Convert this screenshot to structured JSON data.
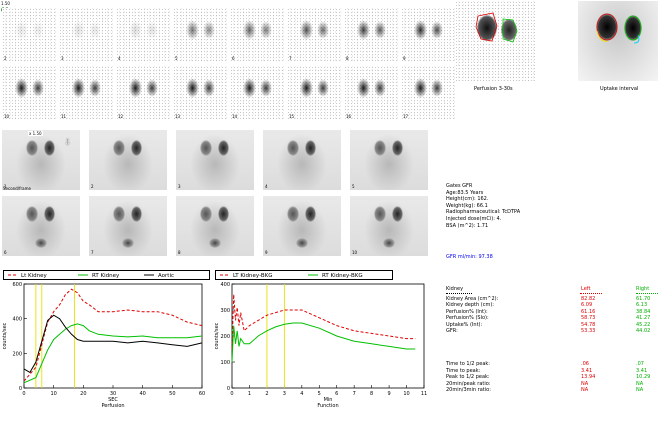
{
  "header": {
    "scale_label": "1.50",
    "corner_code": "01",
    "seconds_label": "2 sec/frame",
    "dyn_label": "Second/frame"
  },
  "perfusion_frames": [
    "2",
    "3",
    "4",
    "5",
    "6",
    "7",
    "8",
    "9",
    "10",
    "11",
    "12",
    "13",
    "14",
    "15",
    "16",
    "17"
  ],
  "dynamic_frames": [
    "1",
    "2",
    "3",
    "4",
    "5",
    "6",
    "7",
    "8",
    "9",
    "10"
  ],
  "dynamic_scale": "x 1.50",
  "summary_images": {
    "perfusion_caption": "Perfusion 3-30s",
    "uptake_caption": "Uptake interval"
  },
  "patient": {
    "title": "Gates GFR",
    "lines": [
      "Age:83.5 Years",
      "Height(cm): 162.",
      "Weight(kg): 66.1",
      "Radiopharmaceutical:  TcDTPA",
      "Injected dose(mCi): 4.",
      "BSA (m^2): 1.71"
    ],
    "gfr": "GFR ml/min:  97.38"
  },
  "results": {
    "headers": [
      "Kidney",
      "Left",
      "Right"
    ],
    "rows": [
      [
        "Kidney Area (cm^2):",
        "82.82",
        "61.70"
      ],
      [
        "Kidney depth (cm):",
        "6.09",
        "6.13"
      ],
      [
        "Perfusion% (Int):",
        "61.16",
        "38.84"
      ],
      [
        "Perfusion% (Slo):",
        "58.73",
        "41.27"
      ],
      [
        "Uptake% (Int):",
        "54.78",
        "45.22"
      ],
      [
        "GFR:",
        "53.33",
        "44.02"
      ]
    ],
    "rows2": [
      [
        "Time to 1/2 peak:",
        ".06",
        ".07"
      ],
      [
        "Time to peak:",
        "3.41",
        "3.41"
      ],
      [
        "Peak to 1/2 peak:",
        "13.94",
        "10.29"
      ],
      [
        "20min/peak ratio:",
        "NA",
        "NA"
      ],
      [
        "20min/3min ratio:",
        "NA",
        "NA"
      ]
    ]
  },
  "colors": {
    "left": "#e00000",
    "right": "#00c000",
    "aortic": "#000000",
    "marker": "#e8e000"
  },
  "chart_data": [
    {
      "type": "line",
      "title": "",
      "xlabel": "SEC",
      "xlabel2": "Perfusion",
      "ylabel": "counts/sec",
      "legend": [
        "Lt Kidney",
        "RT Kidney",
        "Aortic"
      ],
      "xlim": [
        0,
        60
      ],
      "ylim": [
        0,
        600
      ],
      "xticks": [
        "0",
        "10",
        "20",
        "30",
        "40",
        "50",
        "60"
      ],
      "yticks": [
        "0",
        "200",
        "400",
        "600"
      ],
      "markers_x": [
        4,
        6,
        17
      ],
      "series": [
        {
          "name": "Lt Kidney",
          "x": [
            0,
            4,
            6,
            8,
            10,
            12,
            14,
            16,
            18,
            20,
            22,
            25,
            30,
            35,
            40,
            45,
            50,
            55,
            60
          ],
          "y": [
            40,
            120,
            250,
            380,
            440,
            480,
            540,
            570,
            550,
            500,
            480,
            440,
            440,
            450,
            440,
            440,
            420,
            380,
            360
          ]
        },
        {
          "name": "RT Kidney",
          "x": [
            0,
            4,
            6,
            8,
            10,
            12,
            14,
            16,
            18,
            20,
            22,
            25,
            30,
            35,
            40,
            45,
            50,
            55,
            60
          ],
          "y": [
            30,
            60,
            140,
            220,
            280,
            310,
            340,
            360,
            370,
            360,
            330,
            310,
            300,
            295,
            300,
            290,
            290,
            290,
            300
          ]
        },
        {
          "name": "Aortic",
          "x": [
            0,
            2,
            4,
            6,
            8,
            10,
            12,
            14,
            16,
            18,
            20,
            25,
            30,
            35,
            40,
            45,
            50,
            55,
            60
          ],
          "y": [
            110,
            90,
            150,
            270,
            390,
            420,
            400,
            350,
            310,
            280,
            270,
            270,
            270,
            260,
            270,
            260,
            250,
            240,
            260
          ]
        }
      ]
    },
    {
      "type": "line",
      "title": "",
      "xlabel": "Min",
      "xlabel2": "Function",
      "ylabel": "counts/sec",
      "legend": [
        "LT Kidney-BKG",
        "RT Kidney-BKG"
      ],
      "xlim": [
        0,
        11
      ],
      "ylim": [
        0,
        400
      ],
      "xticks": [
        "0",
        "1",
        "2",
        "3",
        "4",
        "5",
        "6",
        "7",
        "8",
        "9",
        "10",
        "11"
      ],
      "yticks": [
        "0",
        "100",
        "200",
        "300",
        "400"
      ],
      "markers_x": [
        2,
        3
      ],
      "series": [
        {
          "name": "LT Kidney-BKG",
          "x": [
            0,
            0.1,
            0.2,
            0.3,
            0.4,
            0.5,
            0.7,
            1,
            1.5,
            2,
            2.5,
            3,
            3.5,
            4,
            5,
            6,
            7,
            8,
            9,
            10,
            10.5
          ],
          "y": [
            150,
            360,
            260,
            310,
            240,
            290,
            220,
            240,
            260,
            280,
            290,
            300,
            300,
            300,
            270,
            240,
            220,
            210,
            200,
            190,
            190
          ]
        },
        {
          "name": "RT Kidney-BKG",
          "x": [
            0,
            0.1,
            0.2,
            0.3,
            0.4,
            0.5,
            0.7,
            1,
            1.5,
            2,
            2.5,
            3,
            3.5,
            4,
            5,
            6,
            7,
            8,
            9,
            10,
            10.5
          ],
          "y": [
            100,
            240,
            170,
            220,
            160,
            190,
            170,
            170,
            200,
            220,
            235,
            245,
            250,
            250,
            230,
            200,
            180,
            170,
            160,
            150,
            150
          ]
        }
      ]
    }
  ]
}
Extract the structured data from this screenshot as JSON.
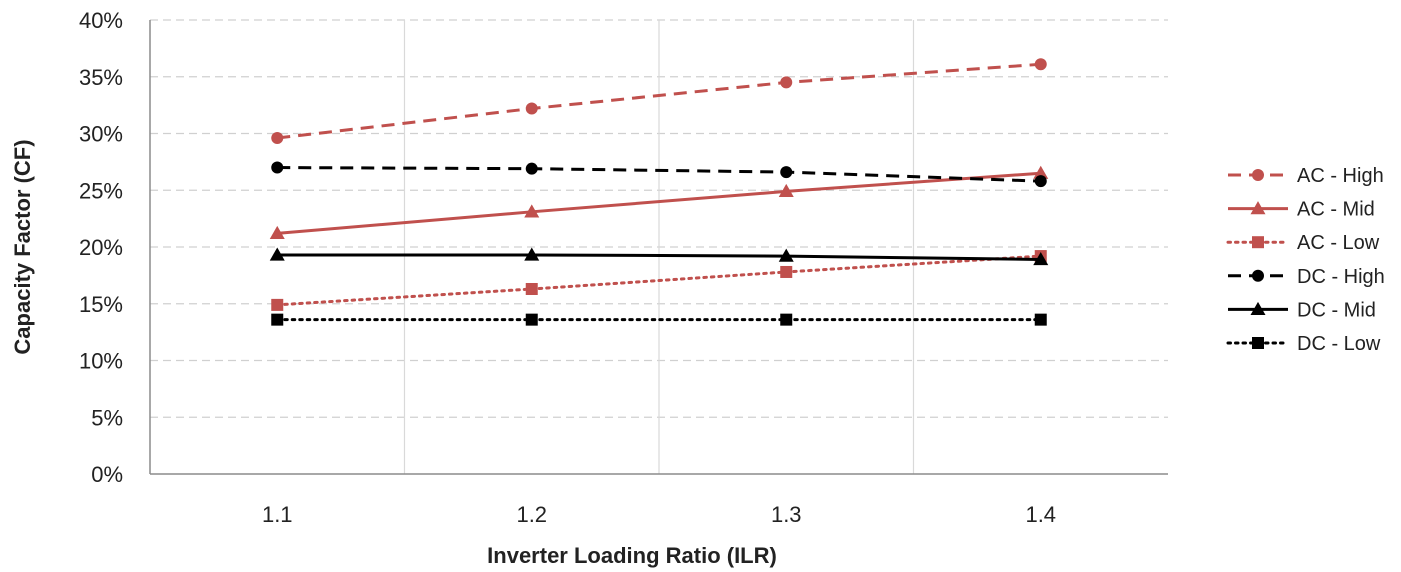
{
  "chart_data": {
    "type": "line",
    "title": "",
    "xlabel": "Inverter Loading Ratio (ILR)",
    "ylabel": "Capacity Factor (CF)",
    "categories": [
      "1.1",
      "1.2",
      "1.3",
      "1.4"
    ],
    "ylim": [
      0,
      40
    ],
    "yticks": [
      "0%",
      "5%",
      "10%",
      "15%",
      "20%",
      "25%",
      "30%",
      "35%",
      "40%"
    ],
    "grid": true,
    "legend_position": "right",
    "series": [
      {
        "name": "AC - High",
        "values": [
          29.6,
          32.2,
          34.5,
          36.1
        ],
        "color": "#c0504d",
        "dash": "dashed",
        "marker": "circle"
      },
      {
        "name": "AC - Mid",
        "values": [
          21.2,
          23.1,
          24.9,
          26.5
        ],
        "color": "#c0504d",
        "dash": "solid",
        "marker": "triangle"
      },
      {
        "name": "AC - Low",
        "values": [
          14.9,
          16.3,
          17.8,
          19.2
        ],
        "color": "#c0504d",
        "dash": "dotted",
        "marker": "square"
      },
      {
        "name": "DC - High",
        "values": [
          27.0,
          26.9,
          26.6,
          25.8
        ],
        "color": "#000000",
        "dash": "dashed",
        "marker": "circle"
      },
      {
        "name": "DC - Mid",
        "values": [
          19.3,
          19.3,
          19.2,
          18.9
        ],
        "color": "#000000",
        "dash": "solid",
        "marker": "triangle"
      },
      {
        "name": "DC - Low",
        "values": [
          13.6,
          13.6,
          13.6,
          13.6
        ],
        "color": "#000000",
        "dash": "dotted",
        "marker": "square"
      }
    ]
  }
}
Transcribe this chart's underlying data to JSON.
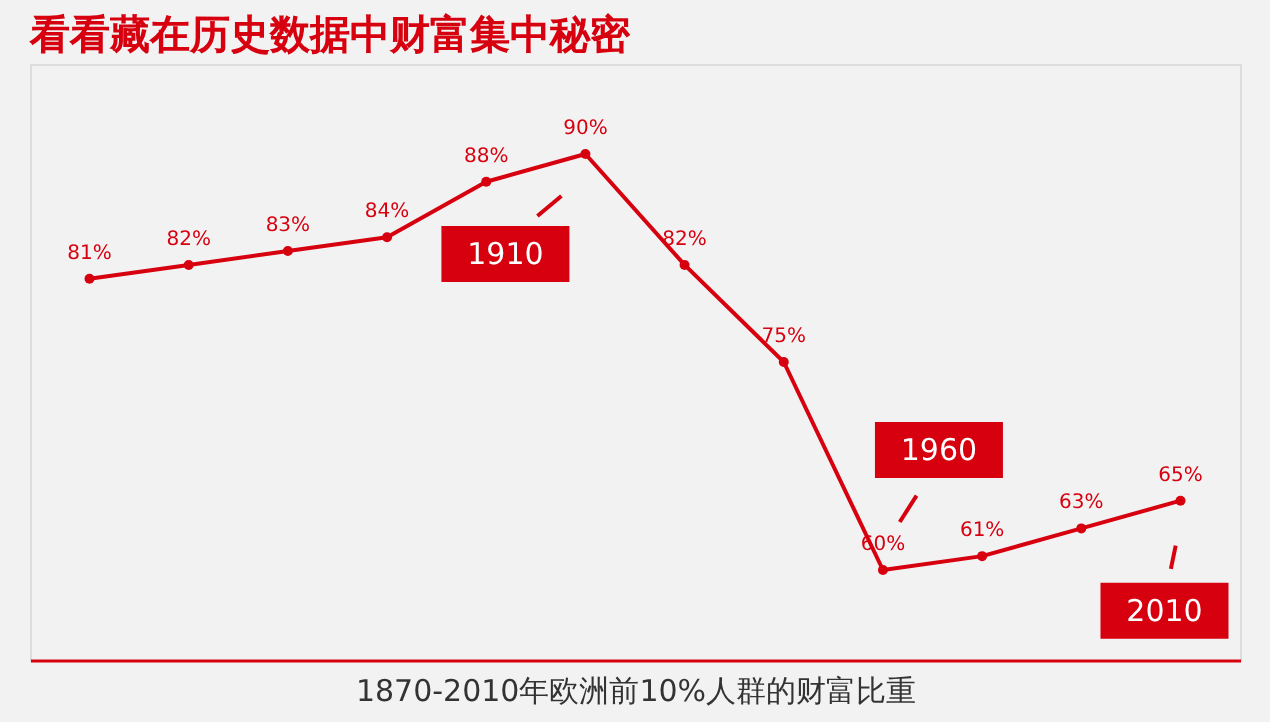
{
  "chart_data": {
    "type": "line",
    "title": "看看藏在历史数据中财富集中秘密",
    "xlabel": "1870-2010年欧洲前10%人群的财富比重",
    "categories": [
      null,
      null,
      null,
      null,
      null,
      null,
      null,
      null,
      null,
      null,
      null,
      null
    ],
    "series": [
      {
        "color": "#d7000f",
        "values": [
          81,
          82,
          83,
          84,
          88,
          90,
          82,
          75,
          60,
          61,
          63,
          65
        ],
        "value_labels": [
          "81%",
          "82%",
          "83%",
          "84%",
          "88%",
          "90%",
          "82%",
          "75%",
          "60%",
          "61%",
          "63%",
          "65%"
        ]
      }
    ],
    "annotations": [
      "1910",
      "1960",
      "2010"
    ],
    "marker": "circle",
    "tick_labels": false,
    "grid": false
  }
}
◆ ◆ ◆ ◆
[REQUEST]: Extract, exactly as written, the span of lines from the one holding "Transcribe this chart's" through the last line, inclusive. Skip any picture.

[TASK RESULT]:
Transcribe this chart's underlying data to JSON.
{
  "chart_data": {
    "type": "line",
    "title": "看看藏在历史数据中财富集中秘密",
    "xlabel": "1870-2010年欧洲前10%人群的财富比重",
    "categories": [
      null,
      null,
      null,
      null,
      null,
      null,
      null,
      null,
      null,
      null,
      null,
      null
    ],
    "series": [
      {
        "color": "#d7000f",
        "values": [
          81,
          82,
          83,
          84,
          88,
          90,
          82,
          75,
          60,
          61,
          63,
          65
        ],
        "value_labels": [
          "81%",
          "82%",
          "83%",
          "84%",
          "88%",
          "90%",
          "82%",
          "75%",
          "60%",
          "61%",
          "63%",
          "65%"
        ]
      }
    ],
    "annotations": [
      "1910",
      "1960",
      "2010"
    ],
    "marker": "circle",
    "tick_labels": false,
    "grid": false
  }
}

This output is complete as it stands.